### Requirements
Provide an exact copy of the data, excluding the images.

[Collected data entries]
---

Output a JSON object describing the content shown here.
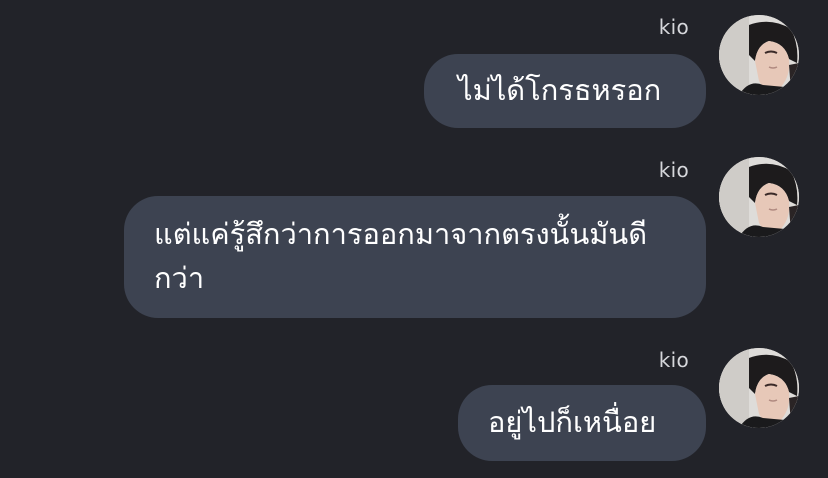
{
  "theme": {
    "background": "#222329",
    "bubble_color": "#3d4351",
    "text_color": "#ffffff",
    "sender_color": "#d6d7db"
  },
  "messages": [
    {
      "sender": "kio",
      "avatar_icon": "user-avatar-photo",
      "lines": [
        "ไม่ได้โกรธหรอก"
      ]
    },
    {
      "sender": "kio",
      "avatar_icon": "user-avatar-photo",
      "lines": [
        "แต่แค่รู้สึกว่าการออกมาจากตรงนั้นมันดี",
        "กว่า"
      ]
    },
    {
      "sender": "kio",
      "avatar_icon": "user-avatar-photo",
      "lines": [
        "อยู่ไปก็เหนื่อย"
      ]
    }
  ]
}
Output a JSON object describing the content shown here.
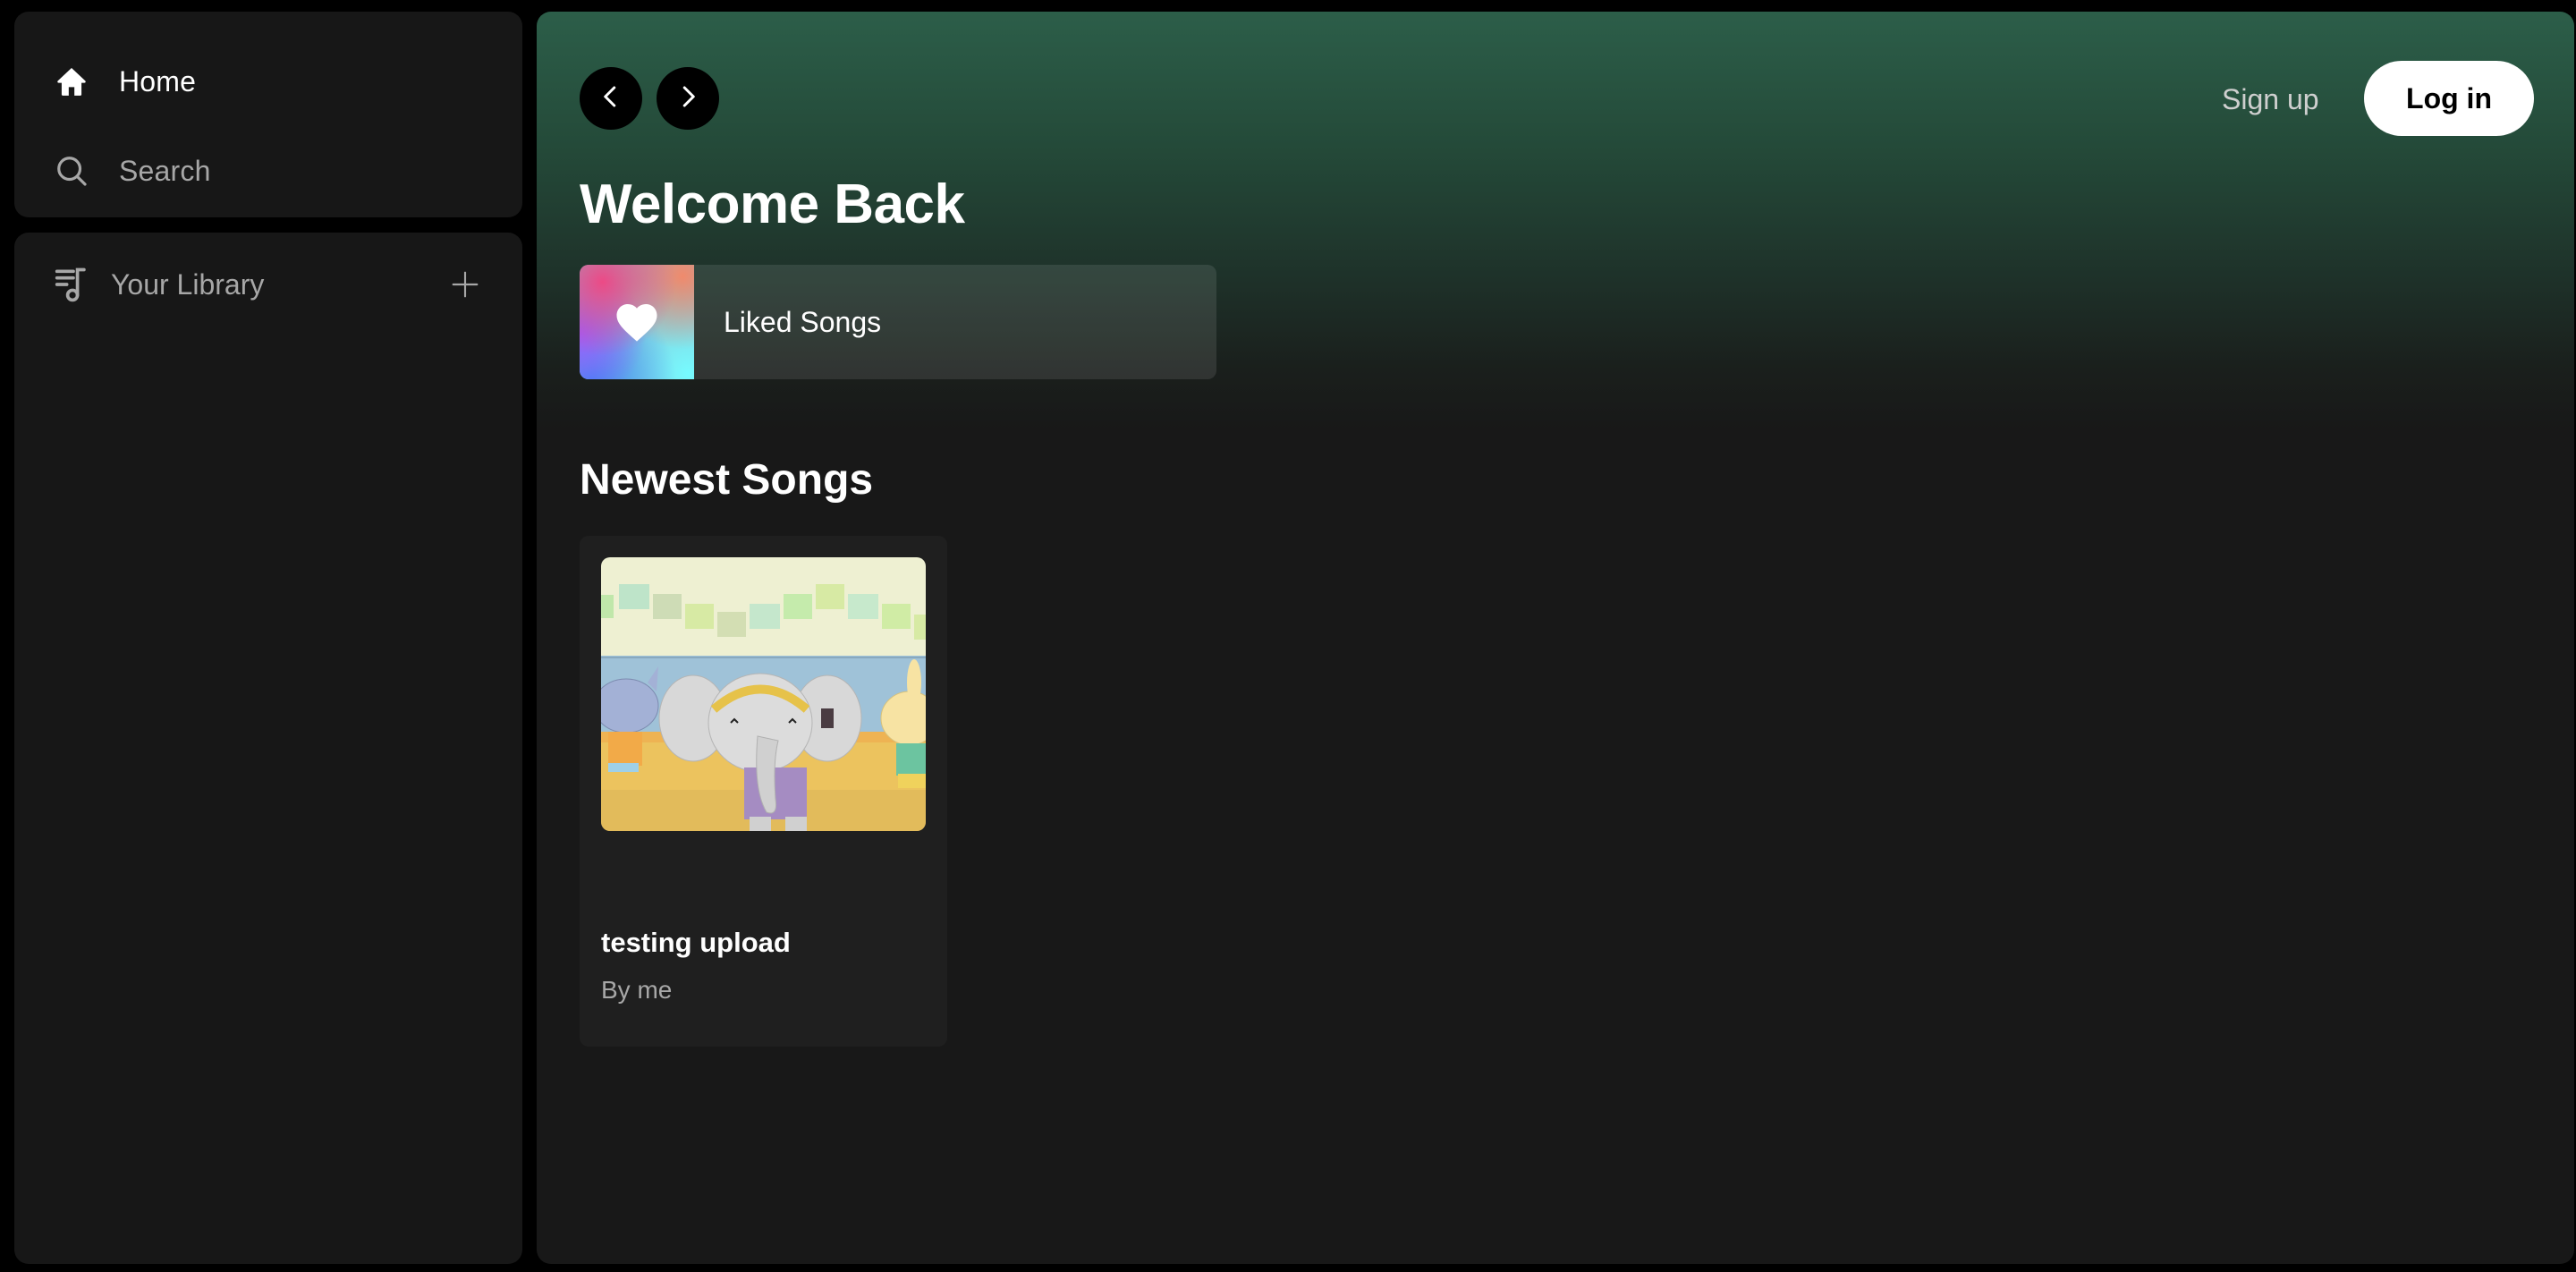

---

### Written answer
Output a JSON object describing the content shown here.
{
  "theme": {
    "background": "#222329",
    "bubble_color": "#3d4351",
    "text_color": "#ffffff",
    "sender_color": "#d6d7db"
  },
  "messages": [
    {
      "sender": "kio",
      "avatar_icon": "user-avatar-photo",
      "lines": [
        "ไม่ได้โกรธหรอก"
      ]
    },
    {
      "sender": "kio",
      "avatar_icon": "user-avatar-photo",
      "lines": [
        "แต่แค่รู้สึกว่าการออกมาจากตรงนั้นมันดี",
        "กว่า"
      ]
    },
    {
      "sender": "kio",
      "avatar_icon": "user-avatar-photo",
      "lines": [
        "อยู่ไปก็เหนื่อย"
      ]
    }
  ]
}
Output a JSON object describing the content shown here.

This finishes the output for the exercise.